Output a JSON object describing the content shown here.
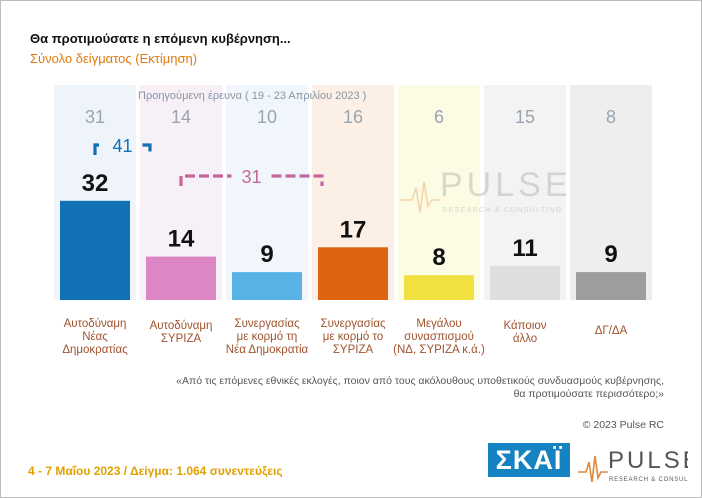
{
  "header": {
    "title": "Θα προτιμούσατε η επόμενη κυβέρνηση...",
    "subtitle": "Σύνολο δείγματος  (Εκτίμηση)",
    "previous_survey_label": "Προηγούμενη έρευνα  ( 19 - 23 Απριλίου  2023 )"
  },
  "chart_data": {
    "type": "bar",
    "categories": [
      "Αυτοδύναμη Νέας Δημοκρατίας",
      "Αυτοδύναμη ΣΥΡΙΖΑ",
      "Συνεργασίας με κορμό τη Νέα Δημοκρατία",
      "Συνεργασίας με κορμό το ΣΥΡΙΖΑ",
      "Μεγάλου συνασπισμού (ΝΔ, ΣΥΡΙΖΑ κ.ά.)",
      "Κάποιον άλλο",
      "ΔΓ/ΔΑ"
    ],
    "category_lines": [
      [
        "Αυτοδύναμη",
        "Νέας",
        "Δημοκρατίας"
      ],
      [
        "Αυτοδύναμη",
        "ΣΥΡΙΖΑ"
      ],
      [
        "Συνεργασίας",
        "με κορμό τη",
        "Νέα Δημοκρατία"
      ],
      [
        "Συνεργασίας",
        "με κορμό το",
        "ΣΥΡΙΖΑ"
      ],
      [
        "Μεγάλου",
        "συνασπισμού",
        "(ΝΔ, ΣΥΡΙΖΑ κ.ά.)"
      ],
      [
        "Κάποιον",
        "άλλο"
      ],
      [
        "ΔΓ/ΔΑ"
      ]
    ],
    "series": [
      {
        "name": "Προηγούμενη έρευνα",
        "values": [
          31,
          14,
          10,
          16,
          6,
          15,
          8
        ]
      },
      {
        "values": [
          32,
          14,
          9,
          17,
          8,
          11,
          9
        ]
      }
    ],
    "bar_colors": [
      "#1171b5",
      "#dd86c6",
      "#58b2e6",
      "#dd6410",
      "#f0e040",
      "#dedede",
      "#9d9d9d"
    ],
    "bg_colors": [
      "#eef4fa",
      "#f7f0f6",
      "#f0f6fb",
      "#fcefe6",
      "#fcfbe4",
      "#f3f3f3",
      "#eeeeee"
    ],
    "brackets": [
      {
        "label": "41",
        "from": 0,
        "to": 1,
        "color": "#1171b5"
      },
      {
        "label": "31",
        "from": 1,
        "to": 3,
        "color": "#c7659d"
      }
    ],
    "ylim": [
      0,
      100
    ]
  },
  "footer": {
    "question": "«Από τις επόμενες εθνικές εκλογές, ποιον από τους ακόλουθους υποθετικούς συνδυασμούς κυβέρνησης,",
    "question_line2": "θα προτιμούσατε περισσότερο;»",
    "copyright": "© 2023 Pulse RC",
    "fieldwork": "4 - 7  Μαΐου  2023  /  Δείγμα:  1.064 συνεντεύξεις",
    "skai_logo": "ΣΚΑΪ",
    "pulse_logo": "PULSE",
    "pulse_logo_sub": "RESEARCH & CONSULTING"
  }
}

* _Short exercise_: Copy every line in the entries above that has the string "Αυτοδύναμη" in it.

* _Solution_:
      "Αυτοδύναμη Νέας Δημοκρατίας",
      "Αυτοδύναμη ΣΥΡΙΖΑ",
        "Αυτοδύναμη",
        "Αυτοδύναμη",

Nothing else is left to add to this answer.